◆ Task to complete ◆
Exclude all pictures, then copy each of the records exactly as written.

━━━━━━━━━━━━━━━━━━━━━━━━━━━━━━

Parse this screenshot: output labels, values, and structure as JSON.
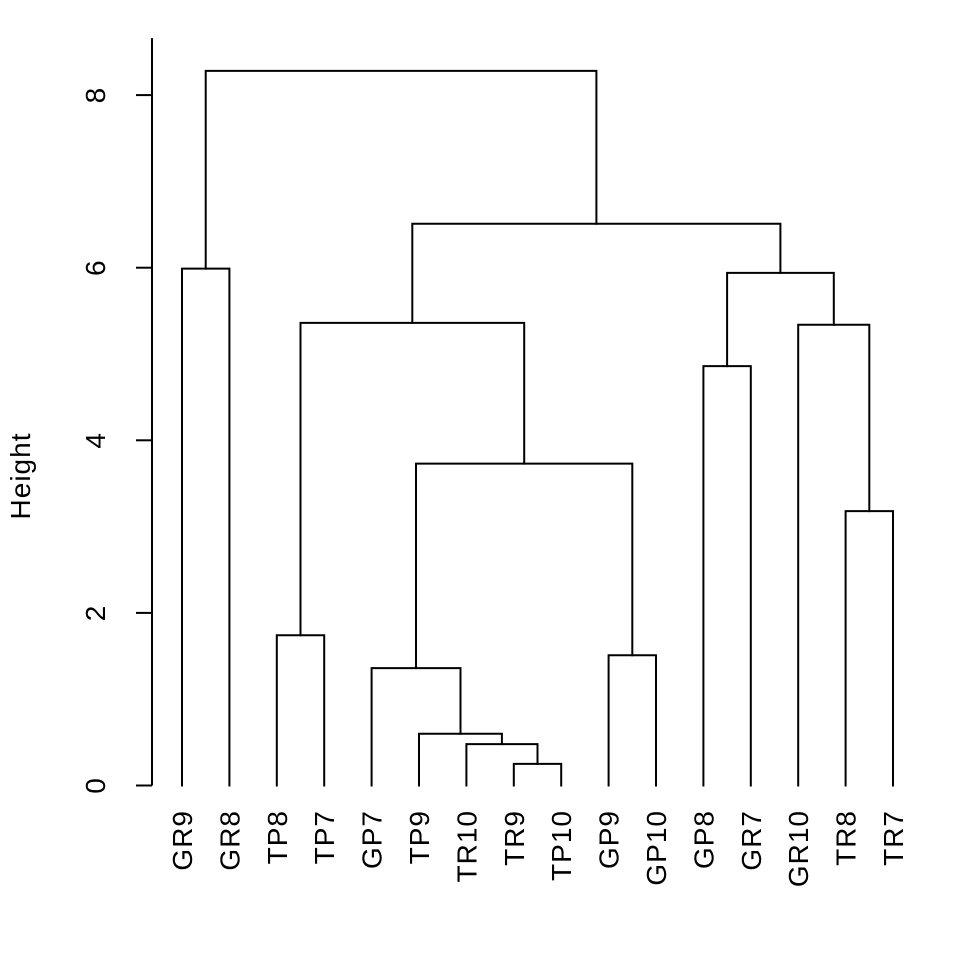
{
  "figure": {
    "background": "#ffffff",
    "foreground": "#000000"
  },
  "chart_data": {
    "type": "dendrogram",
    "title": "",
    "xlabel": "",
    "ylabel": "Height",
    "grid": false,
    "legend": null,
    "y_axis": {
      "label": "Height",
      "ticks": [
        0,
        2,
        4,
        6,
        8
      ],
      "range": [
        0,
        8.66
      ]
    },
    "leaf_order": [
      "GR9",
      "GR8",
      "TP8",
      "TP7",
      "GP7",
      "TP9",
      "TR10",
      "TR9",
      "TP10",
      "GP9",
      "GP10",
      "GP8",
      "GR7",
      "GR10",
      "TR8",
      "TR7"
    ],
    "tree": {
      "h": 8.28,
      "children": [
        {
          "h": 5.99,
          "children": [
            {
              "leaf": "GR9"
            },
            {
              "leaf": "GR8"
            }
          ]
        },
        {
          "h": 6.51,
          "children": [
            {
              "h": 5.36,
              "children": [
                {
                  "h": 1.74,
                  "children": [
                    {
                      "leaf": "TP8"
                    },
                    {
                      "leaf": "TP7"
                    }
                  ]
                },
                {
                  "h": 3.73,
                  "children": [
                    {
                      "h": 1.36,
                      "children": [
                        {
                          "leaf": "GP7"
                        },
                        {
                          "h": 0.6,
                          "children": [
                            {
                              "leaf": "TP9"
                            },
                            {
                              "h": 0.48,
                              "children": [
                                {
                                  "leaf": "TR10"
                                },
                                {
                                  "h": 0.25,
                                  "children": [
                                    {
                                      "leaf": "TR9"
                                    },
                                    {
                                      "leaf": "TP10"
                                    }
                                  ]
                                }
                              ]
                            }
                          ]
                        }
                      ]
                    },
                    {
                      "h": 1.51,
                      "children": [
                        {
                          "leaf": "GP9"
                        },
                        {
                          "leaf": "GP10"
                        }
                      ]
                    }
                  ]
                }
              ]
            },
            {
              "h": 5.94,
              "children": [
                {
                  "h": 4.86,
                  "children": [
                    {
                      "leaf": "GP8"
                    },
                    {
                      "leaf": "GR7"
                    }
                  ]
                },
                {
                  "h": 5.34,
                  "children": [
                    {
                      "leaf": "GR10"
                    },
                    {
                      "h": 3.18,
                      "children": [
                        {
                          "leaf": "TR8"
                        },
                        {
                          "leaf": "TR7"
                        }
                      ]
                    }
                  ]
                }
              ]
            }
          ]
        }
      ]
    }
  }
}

━━━━━━━━━━━━━━━━━━━━━━━━━━━━━━

◆ Result of the exercise ◆
Parse this screenshot: output labels, values, and structure as JSON.
{
  "figure": {
    "background": "#ffffff",
    "foreground": "#000000"
  },
  "chart_data": {
    "type": "dendrogram",
    "title": "",
    "xlabel": "",
    "ylabel": "Height",
    "grid": false,
    "legend": null,
    "y_axis": {
      "label": "Height",
      "ticks": [
        0,
        2,
        4,
        6,
        8
      ],
      "range": [
        0,
        8.66
      ]
    },
    "leaf_order": [
      "GR9",
      "GR8",
      "TP8",
      "TP7",
      "GP7",
      "TP9",
      "TR10",
      "TR9",
      "TP10",
      "GP9",
      "GP10",
      "GP8",
      "GR7",
      "GR10",
      "TR8",
      "TR7"
    ],
    "tree": {
      "h": 8.28,
      "children": [
        {
          "h": 5.99,
          "children": [
            {
              "leaf": "GR9"
            },
            {
              "leaf": "GR8"
            }
          ]
        },
        {
          "h": 6.51,
          "children": [
            {
              "h": 5.36,
              "children": [
                {
                  "h": 1.74,
                  "children": [
                    {
                      "leaf": "TP8"
                    },
                    {
                      "leaf": "TP7"
                    }
                  ]
                },
                {
                  "h": 3.73,
                  "children": [
                    {
                      "h": 1.36,
                      "children": [
                        {
                          "leaf": "GP7"
                        },
                        {
                          "h": 0.6,
                          "children": [
                            {
                              "leaf": "TP9"
                            },
                            {
                              "h": 0.48,
                              "children": [
                                {
                                  "leaf": "TR10"
                                },
                                {
                                  "h": 0.25,
                                  "children": [
                                    {
                                      "leaf": "TR9"
                                    },
                                    {
                                      "leaf": "TP10"
                                    }
                                  ]
                                }
                              ]
                            }
                          ]
                        }
                      ]
                    },
                    {
                      "h": 1.51,
                      "children": [
                        {
                          "leaf": "GP9"
                        },
                        {
                          "leaf": "GP10"
                        }
                      ]
                    }
                  ]
                }
              ]
            },
            {
              "h": 5.94,
              "children": [
                {
                  "h": 4.86,
                  "children": [
                    {
                      "leaf": "GP8"
                    },
                    {
                      "leaf": "GR7"
                    }
                  ]
                },
                {
                  "h": 5.34,
                  "children": [
                    {
                      "leaf": "GR10"
                    },
                    {
                      "h": 3.18,
                      "children": [
                        {
                          "leaf": "TR8"
                        },
                        {
                          "leaf": "TR7"
                        }
                      ]
                    }
                  ]
                }
              ]
            }
          ]
        }
      ]
    }
  }
}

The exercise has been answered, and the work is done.